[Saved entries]
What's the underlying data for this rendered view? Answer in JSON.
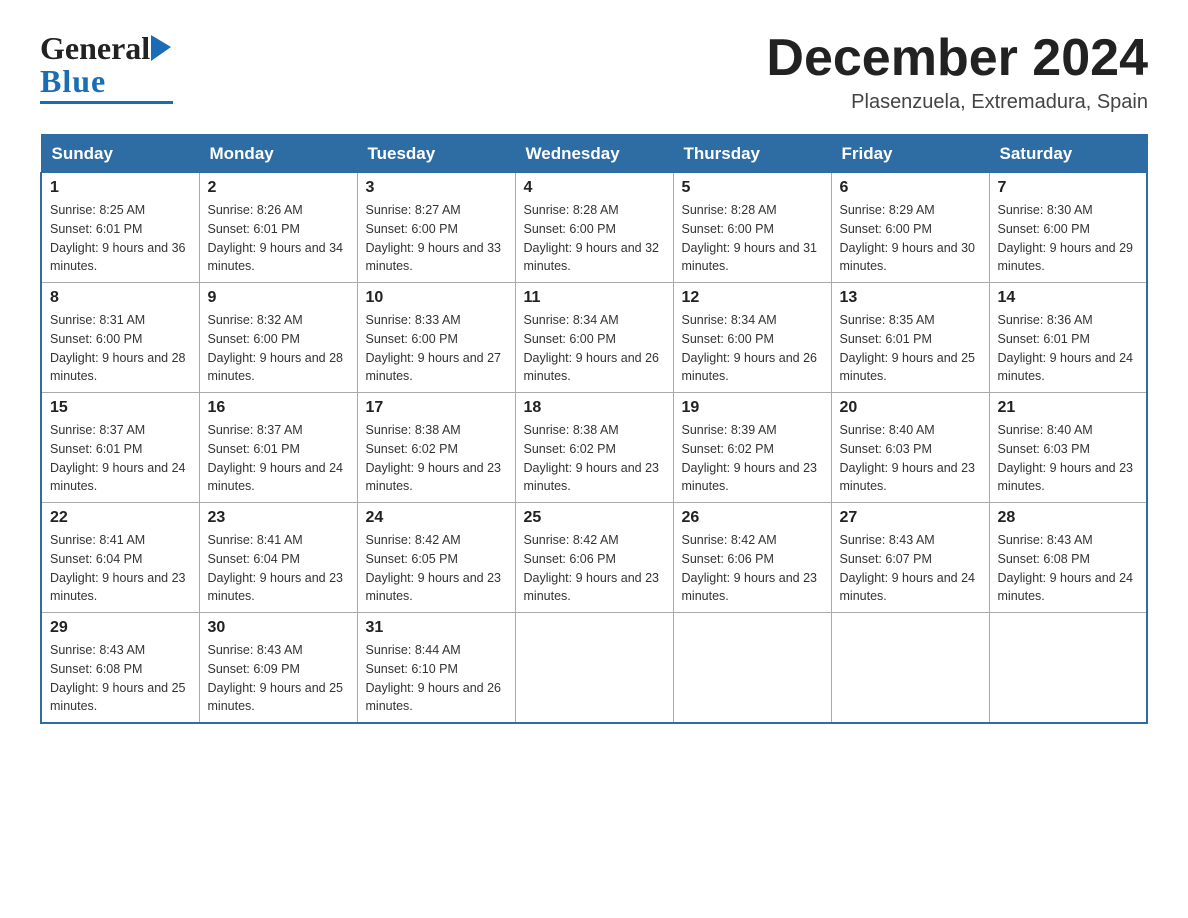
{
  "header": {
    "logo_general": "General",
    "logo_blue": "Blue",
    "title": "December 2024",
    "location": "Plasenzuela, Extremadura, Spain"
  },
  "days_of_week": [
    "Sunday",
    "Monday",
    "Tuesday",
    "Wednesday",
    "Thursday",
    "Friday",
    "Saturday"
  ],
  "weeks": [
    [
      {
        "day": "1",
        "sunrise": "Sunrise: 8:25 AM",
        "sunset": "Sunset: 6:01 PM",
        "daylight": "Daylight: 9 hours and 36 minutes."
      },
      {
        "day": "2",
        "sunrise": "Sunrise: 8:26 AM",
        "sunset": "Sunset: 6:01 PM",
        "daylight": "Daylight: 9 hours and 34 minutes."
      },
      {
        "day": "3",
        "sunrise": "Sunrise: 8:27 AM",
        "sunset": "Sunset: 6:00 PM",
        "daylight": "Daylight: 9 hours and 33 minutes."
      },
      {
        "day": "4",
        "sunrise": "Sunrise: 8:28 AM",
        "sunset": "Sunset: 6:00 PM",
        "daylight": "Daylight: 9 hours and 32 minutes."
      },
      {
        "day": "5",
        "sunrise": "Sunrise: 8:28 AM",
        "sunset": "Sunset: 6:00 PM",
        "daylight": "Daylight: 9 hours and 31 minutes."
      },
      {
        "day": "6",
        "sunrise": "Sunrise: 8:29 AM",
        "sunset": "Sunset: 6:00 PM",
        "daylight": "Daylight: 9 hours and 30 minutes."
      },
      {
        "day": "7",
        "sunrise": "Sunrise: 8:30 AM",
        "sunset": "Sunset: 6:00 PM",
        "daylight": "Daylight: 9 hours and 29 minutes."
      }
    ],
    [
      {
        "day": "8",
        "sunrise": "Sunrise: 8:31 AM",
        "sunset": "Sunset: 6:00 PM",
        "daylight": "Daylight: 9 hours and 28 minutes."
      },
      {
        "day": "9",
        "sunrise": "Sunrise: 8:32 AM",
        "sunset": "Sunset: 6:00 PM",
        "daylight": "Daylight: 9 hours and 28 minutes."
      },
      {
        "day": "10",
        "sunrise": "Sunrise: 8:33 AM",
        "sunset": "Sunset: 6:00 PM",
        "daylight": "Daylight: 9 hours and 27 minutes."
      },
      {
        "day": "11",
        "sunrise": "Sunrise: 8:34 AM",
        "sunset": "Sunset: 6:00 PM",
        "daylight": "Daylight: 9 hours and 26 minutes."
      },
      {
        "day": "12",
        "sunrise": "Sunrise: 8:34 AM",
        "sunset": "Sunset: 6:00 PM",
        "daylight": "Daylight: 9 hours and 26 minutes."
      },
      {
        "day": "13",
        "sunrise": "Sunrise: 8:35 AM",
        "sunset": "Sunset: 6:01 PM",
        "daylight": "Daylight: 9 hours and 25 minutes."
      },
      {
        "day": "14",
        "sunrise": "Sunrise: 8:36 AM",
        "sunset": "Sunset: 6:01 PM",
        "daylight": "Daylight: 9 hours and 24 minutes."
      }
    ],
    [
      {
        "day": "15",
        "sunrise": "Sunrise: 8:37 AM",
        "sunset": "Sunset: 6:01 PM",
        "daylight": "Daylight: 9 hours and 24 minutes."
      },
      {
        "day": "16",
        "sunrise": "Sunrise: 8:37 AM",
        "sunset": "Sunset: 6:01 PM",
        "daylight": "Daylight: 9 hours and 24 minutes."
      },
      {
        "day": "17",
        "sunrise": "Sunrise: 8:38 AM",
        "sunset": "Sunset: 6:02 PM",
        "daylight": "Daylight: 9 hours and 23 minutes."
      },
      {
        "day": "18",
        "sunrise": "Sunrise: 8:38 AM",
        "sunset": "Sunset: 6:02 PM",
        "daylight": "Daylight: 9 hours and 23 minutes."
      },
      {
        "day": "19",
        "sunrise": "Sunrise: 8:39 AM",
        "sunset": "Sunset: 6:02 PM",
        "daylight": "Daylight: 9 hours and 23 minutes."
      },
      {
        "day": "20",
        "sunrise": "Sunrise: 8:40 AM",
        "sunset": "Sunset: 6:03 PM",
        "daylight": "Daylight: 9 hours and 23 minutes."
      },
      {
        "day": "21",
        "sunrise": "Sunrise: 8:40 AM",
        "sunset": "Sunset: 6:03 PM",
        "daylight": "Daylight: 9 hours and 23 minutes."
      }
    ],
    [
      {
        "day": "22",
        "sunrise": "Sunrise: 8:41 AM",
        "sunset": "Sunset: 6:04 PM",
        "daylight": "Daylight: 9 hours and 23 minutes."
      },
      {
        "day": "23",
        "sunrise": "Sunrise: 8:41 AM",
        "sunset": "Sunset: 6:04 PM",
        "daylight": "Daylight: 9 hours and 23 minutes."
      },
      {
        "day": "24",
        "sunrise": "Sunrise: 8:42 AM",
        "sunset": "Sunset: 6:05 PM",
        "daylight": "Daylight: 9 hours and 23 minutes."
      },
      {
        "day": "25",
        "sunrise": "Sunrise: 8:42 AM",
        "sunset": "Sunset: 6:06 PM",
        "daylight": "Daylight: 9 hours and 23 minutes."
      },
      {
        "day": "26",
        "sunrise": "Sunrise: 8:42 AM",
        "sunset": "Sunset: 6:06 PM",
        "daylight": "Daylight: 9 hours and 23 minutes."
      },
      {
        "day": "27",
        "sunrise": "Sunrise: 8:43 AM",
        "sunset": "Sunset: 6:07 PM",
        "daylight": "Daylight: 9 hours and 24 minutes."
      },
      {
        "day": "28",
        "sunrise": "Sunrise: 8:43 AM",
        "sunset": "Sunset: 6:08 PM",
        "daylight": "Daylight: 9 hours and 24 minutes."
      }
    ],
    [
      {
        "day": "29",
        "sunrise": "Sunrise: 8:43 AM",
        "sunset": "Sunset: 6:08 PM",
        "daylight": "Daylight: 9 hours and 25 minutes."
      },
      {
        "day": "30",
        "sunrise": "Sunrise: 8:43 AM",
        "sunset": "Sunset: 6:09 PM",
        "daylight": "Daylight: 9 hours and 25 minutes."
      },
      {
        "day": "31",
        "sunrise": "Sunrise: 8:44 AM",
        "sunset": "Sunset: 6:10 PM",
        "daylight": "Daylight: 9 hours and 26 minutes."
      },
      null,
      null,
      null,
      null
    ]
  ]
}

## [Stated goal]
Write out all the entries exactly, except for the pictures.

## [The output]
What's the underlying data for this rendered view? Answer in JSON.
{
  "header": {
    "logo_general": "General",
    "logo_blue": "Blue",
    "title": "December 2024",
    "location": "Plasenzuela, Extremadura, Spain"
  },
  "days_of_week": [
    "Sunday",
    "Monday",
    "Tuesday",
    "Wednesday",
    "Thursday",
    "Friday",
    "Saturday"
  ],
  "weeks": [
    [
      {
        "day": "1",
        "sunrise": "Sunrise: 8:25 AM",
        "sunset": "Sunset: 6:01 PM",
        "daylight": "Daylight: 9 hours and 36 minutes."
      },
      {
        "day": "2",
        "sunrise": "Sunrise: 8:26 AM",
        "sunset": "Sunset: 6:01 PM",
        "daylight": "Daylight: 9 hours and 34 minutes."
      },
      {
        "day": "3",
        "sunrise": "Sunrise: 8:27 AM",
        "sunset": "Sunset: 6:00 PM",
        "daylight": "Daylight: 9 hours and 33 minutes."
      },
      {
        "day": "4",
        "sunrise": "Sunrise: 8:28 AM",
        "sunset": "Sunset: 6:00 PM",
        "daylight": "Daylight: 9 hours and 32 minutes."
      },
      {
        "day": "5",
        "sunrise": "Sunrise: 8:28 AM",
        "sunset": "Sunset: 6:00 PM",
        "daylight": "Daylight: 9 hours and 31 minutes."
      },
      {
        "day": "6",
        "sunrise": "Sunrise: 8:29 AM",
        "sunset": "Sunset: 6:00 PM",
        "daylight": "Daylight: 9 hours and 30 minutes."
      },
      {
        "day": "7",
        "sunrise": "Sunrise: 8:30 AM",
        "sunset": "Sunset: 6:00 PM",
        "daylight": "Daylight: 9 hours and 29 minutes."
      }
    ],
    [
      {
        "day": "8",
        "sunrise": "Sunrise: 8:31 AM",
        "sunset": "Sunset: 6:00 PM",
        "daylight": "Daylight: 9 hours and 28 minutes."
      },
      {
        "day": "9",
        "sunrise": "Sunrise: 8:32 AM",
        "sunset": "Sunset: 6:00 PM",
        "daylight": "Daylight: 9 hours and 28 minutes."
      },
      {
        "day": "10",
        "sunrise": "Sunrise: 8:33 AM",
        "sunset": "Sunset: 6:00 PM",
        "daylight": "Daylight: 9 hours and 27 minutes."
      },
      {
        "day": "11",
        "sunrise": "Sunrise: 8:34 AM",
        "sunset": "Sunset: 6:00 PM",
        "daylight": "Daylight: 9 hours and 26 minutes."
      },
      {
        "day": "12",
        "sunrise": "Sunrise: 8:34 AM",
        "sunset": "Sunset: 6:00 PM",
        "daylight": "Daylight: 9 hours and 26 minutes."
      },
      {
        "day": "13",
        "sunrise": "Sunrise: 8:35 AM",
        "sunset": "Sunset: 6:01 PM",
        "daylight": "Daylight: 9 hours and 25 minutes."
      },
      {
        "day": "14",
        "sunrise": "Sunrise: 8:36 AM",
        "sunset": "Sunset: 6:01 PM",
        "daylight": "Daylight: 9 hours and 24 minutes."
      }
    ],
    [
      {
        "day": "15",
        "sunrise": "Sunrise: 8:37 AM",
        "sunset": "Sunset: 6:01 PM",
        "daylight": "Daylight: 9 hours and 24 minutes."
      },
      {
        "day": "16",
        "sunrise": "Sunrise: 8:37 AM",
        "sunset": "Sunset: 6:01 PM",
        "daylight": "Daylight: 9 hours and 24 minutes."
      },
      {
        "day": "17",
        "sunrise": "Sunrise: 8:38 AM",
        "sunset": "Sunset: 6:02 PM",
        "daylight": "Daylight: 9 hours and 23 minutes."
      },
      {
        "day": "18",
        "sunrise": "Sunrise: 8:38 AM",
        "sunset": "Sunset: 6:02 PM",
        "daylight": "Daylight: 9 hours and 23 minutes."
      },
      {
        "day": "19",
        "sunrise": "Sunrise: 8:39 AM",
        "sunset": "Sunset: 6:02 PM",
        "daylight": "Daylight: 9 hours and 23 minutes."
      },
      {
        "day": "20",
        "sunrise": "Sunrise: 8:40 AM",
        "sunset": "Sunset: 6:03 PM",
        "daylight": "Daylight: 9 hours and 23 minutes."
      },
      {
        "day": "21",
        "sunrise": "Sunrise: 8:40 AM",
        "sunset": "Sunset: 6:03 PM",
        "daylight": "Daylight: 9 hours and 23 minutes."
      }
    ],
    [
      {
        "day": "22",
        "sunrise": "Sunrise: 8:41 AM",
        "sunset": "Sunset: 6:04 PM",
        "daylight": "Daylight: 9 hours and 23 minutes."
      },
      {
        "day": "23",
        "sunrise": "Sunrise: 8:41 AM",
        "sunset": "Sunset: 6:04 PM",
        "daylight": "Daylight: 9 hours and 23 minutes."
      },
      {
        "day": "24",
        "sunrise": "Sunrise: 8:42 AM",
        "sunset": "Sunset: 6:05 PM",
        "daylight": "Daylight: 9 hours and 23 minutes."
      },
      {
        "day": "25",
        "sunrise": "Sunrise: 8:42 AM",
        "sunset": "Sunset: 6:06 PM",
        "daylight": "Daylight: 9 hours and 23 minutes."
      },
      {
        "day": "26",
        "sunrise": "Sunrise: 8:42 AM",
        "sunset": "Sunset: 6:06 PM",
        "daylight": "Daylight: 9 hours and 23 minutes."
      },
      {
        "day": "27",
        "sunrise": "Sunrise: 8:43 AM",
        "sunset": "Sunset: 6:07 PM",
        "daylight": "Daylight: 9 hours and 24 minutes."
      },
      {
        "day": "28",
        "sunrise": "Sunrise: 8:43 AM",
        "sunset": "Sunset: 6:08 PM",
        "daylight": "Daylight: 9 hours and 24 minutes."
      }
    ],
    [
      {
        "day": "29",
        "sunrise": "Sunrise: 8:43 AM",
        "sunset": "Sunset: 6:08 PM",
        "daylight": "Daylight: 9 hours and 25 minutes."
      },
      {
        "day": "30",
        "sunrise": "Sunrise: 8:43 AM",
        "sunset": "Sunset: 6:09 PM",
        "daylight": "Daylight: 9 hours and 25 minutes."
      },
      {
        "day": "31",
        "sunrise": "Sunrise: 8:44 AM",
        "sunset": "Sunset: 6:10 PM",
        "daylight": "Daylight: 9 hours and 26 minutes."
      },
      null,
      null,
      null,
      null
    ]
  ]
}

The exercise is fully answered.